▸ **Compiti da svolgere**:
**A)** Riassumi in due frasi il brano sul consiglio comunale.
**B)** Prosegui il brano sul consiglio comunale dal punto in cui si interrompe.

▸ **Brano da leggere**:
+===+

È un consiglio comunale di assenteisti

L’estenuante balletto su MessinaServizi potrebbe concludersi all’inizio della settimana prossima. Lunedì il consiglio comunale tornerà a riunirsi, è probabile che si verifichi l’ennesima caduta del numero legale e che si voti, poi, martedì quando basteranno sedici presenti e nove favorevoli affinché la delibera passi. Ma al di là di come andrà a finire, queste settimane hanno messo in mostra un quadro desolante di un consiglio comunale che oggi si trincera dietro il paravento della “strategia politica”, quando invece quelle a cui si è assistito sono cattive abitudini che l’aula si trascina pressoché dall’inizio del mandato.

Cattive abitudini che si sono accentuate dal giorno dopo il momento spartiacque della mozione di sfiducia “fallita”. Da allora (era il 15 febbraio), esclusi due question time – sedute in cui si discutono le interrogazioni ma nulla viene messo in votazione – si sono svolte 20 sedute di Consiglio. Metà di esse si sono chiuse con la caduta del numero legale, ma in almeno un altro paio ci sono stati rinvii “programmati” proprio perché la caduta del numero era imminente.

Una tendenza che è andata crescendo quando in aula è giunta la “maledetta” delibera sulla MessinaServizi: sei volte è caduto il numero legale, in altre due occasioni la seduta è stata sospesa perché, facendo due conti, non c’erano più abbastanza presenze. E come andiamo scrivendo praticamente dall’inizio del mandato, i nomi dei consiglieri più presenti e di quelli più assenti sono quasi sempre gli stessi. Con qualche sorpresa rispetto al passato, molte conferme e usanze – ad esempio quella di timbrare la presenza ma andar via prima di aver votato qualcosa – che nonostante il polverone di Gettonopoli non si sono mai sopite. E non c’è bisogno di sconfinare nel penale: Gettonopoli, a prescindere da come andrà a finire il processo, avrebbe dovuto suggerire una impennata di orgoglio, una virata etica nelle abitudini d’aula. Macché, tutto come prima, forse anche peggio.

+===+

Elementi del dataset
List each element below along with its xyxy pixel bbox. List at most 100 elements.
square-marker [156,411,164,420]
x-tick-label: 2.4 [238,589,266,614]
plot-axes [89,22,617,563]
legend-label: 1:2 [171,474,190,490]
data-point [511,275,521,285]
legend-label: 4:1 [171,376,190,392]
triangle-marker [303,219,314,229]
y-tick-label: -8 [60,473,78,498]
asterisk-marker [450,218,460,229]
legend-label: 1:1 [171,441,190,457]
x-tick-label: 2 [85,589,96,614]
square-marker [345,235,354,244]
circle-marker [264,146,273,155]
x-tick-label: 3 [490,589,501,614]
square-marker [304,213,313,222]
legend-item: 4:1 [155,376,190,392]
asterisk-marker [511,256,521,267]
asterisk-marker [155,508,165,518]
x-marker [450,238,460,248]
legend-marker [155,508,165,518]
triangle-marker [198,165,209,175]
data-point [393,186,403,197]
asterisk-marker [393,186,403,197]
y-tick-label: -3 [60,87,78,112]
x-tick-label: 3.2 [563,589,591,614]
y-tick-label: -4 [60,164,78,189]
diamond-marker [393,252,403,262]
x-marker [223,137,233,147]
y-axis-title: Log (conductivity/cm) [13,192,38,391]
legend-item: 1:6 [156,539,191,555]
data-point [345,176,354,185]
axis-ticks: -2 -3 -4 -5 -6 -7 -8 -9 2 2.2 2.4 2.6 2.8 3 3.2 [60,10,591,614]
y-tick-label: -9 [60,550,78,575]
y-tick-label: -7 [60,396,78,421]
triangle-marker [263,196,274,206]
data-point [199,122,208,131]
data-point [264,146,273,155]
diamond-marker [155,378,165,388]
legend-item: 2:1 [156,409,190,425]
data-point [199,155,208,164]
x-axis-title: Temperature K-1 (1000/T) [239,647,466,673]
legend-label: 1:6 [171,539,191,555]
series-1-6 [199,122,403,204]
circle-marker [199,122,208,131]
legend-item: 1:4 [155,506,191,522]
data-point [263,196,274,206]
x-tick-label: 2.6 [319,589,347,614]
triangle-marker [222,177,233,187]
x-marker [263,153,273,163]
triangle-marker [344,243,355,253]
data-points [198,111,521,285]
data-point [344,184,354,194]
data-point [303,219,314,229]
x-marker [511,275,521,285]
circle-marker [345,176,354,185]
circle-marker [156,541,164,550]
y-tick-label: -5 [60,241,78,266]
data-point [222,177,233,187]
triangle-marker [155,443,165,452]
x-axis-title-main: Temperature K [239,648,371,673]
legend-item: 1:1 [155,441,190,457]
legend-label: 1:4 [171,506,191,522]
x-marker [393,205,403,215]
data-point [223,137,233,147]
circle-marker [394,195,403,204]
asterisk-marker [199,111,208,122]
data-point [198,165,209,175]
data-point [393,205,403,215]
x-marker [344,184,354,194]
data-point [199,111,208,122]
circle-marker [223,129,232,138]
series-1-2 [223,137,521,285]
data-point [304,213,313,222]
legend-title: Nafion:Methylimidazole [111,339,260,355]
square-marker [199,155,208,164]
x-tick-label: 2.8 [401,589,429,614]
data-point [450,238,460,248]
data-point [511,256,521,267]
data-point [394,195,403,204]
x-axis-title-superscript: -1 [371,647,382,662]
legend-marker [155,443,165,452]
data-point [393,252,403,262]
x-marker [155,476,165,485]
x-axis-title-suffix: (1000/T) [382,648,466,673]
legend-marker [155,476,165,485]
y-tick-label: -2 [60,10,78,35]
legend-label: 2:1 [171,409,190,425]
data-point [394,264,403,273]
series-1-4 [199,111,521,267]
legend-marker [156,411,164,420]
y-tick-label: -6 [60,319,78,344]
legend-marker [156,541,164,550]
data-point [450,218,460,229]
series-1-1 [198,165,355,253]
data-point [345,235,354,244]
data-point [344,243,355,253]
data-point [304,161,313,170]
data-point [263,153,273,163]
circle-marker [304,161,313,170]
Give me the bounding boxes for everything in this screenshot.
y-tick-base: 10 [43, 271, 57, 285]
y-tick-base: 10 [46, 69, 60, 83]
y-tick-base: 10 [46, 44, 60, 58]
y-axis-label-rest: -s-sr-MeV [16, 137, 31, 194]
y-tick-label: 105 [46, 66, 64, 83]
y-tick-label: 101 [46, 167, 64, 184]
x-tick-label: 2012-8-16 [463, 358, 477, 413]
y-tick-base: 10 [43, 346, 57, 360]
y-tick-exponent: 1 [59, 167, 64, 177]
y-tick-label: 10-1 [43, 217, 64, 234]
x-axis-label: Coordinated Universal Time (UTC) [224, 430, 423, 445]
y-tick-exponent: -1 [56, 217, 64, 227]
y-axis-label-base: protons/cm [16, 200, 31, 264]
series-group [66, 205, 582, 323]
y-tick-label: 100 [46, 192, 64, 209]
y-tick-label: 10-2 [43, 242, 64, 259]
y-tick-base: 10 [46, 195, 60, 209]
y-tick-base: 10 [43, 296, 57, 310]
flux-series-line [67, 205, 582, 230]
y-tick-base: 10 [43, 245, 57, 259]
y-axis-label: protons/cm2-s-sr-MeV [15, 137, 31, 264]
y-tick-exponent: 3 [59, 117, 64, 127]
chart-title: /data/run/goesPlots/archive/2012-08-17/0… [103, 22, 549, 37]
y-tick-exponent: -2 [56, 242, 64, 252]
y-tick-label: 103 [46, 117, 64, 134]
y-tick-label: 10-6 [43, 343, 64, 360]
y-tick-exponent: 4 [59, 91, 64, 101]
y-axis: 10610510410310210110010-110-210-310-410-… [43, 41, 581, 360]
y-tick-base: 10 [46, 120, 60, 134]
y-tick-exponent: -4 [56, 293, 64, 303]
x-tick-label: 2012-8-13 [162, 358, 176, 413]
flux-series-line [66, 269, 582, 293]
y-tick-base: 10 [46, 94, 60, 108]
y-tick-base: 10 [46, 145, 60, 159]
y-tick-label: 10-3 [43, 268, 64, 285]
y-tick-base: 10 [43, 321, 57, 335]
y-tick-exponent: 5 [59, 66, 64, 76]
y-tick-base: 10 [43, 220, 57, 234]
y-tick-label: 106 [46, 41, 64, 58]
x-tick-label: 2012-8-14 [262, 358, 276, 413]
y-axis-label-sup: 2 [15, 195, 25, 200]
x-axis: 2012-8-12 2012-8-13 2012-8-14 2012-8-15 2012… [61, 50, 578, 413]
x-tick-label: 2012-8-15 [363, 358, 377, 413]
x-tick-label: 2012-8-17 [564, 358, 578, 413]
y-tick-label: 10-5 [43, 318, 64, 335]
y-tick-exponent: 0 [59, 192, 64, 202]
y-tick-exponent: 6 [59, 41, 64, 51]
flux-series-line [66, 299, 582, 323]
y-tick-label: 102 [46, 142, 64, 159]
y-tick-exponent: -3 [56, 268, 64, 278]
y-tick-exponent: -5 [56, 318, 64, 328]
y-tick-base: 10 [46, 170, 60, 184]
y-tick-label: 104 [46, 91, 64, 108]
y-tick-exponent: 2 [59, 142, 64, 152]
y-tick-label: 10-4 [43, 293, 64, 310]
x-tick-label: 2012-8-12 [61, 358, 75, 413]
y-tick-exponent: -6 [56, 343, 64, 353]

+===+

▸ **Risposte ai compiti**:
**A)** Il voto sulla delibera MessinaServizi potrebbe arrivare martedì, dopo che durante la sua discussione il numero legale è caduto sei volte e in altre due occasioni la seduta è stata sospesa. Dal 15 febbraio metà delle 20 sedute di Consiglio si sono chiuse per la caduta del numero legale, e le cattive abitudini dell'aula, come timbrare la presenza e andar via prima del voto, non sono cambiate nemmeno dopo Gettonopoli.

**B)**
Basta guardare certi numeri. Ci sono veri e propri recordman. Spulciando i verbali delle 20 sedute post-sfiducia, spiccano ad esempio le 16 assenze (l’80% o giù di lì) di Santi Sorrenti, del gruppo Dr. Per assenze intendiamo il numero delle volte in cui il nome del consigliere, nei verbali, manca sia all’appello iniziale sia alle votazioni. Di MessinaServizi, in aula, Sorrenti non ha mai discusso, perché da sei sedute risulta assente. Ancor più clamoroso, se vogliamo, il caso di Nicola Cucinotta: le sue assenze sono 15, da metà febbraio in poi, ma soprattutto non timbra il cartellino da ben 11 sedute consecutive. Subito dopo troviamo, con 14 assenze, Pietro Iannello del Pd e Pierluigi Parisi di Forza Italia. Altro desaparecido è Mario Rizzo, capogruppo dei Centristi: 11 assenze, di cui le ultime sei consecutive. Nel suo gruppo risaltano anche le 12 assenze di Andrea Consolo, poi c’è un’altra assente cronica del consiglio comunale come Carmelina David: 10 assenze, a cui si aggiungono almeno 4 occasioni in cui, dopo aver iniziato la seduta, è andata via senza votare alcunché. Chi stupisce, invece, è uno dei consiglieri comunali che, fino al giorno della sfiducia, era risultato sempre tra i più presenti: il capogruppo di Forza Italia Pippo Trischitta, che ne ha collezionato ben 11. Salvo poi riapparire nelle ultimissime sedute “calde” di MessinaServizi.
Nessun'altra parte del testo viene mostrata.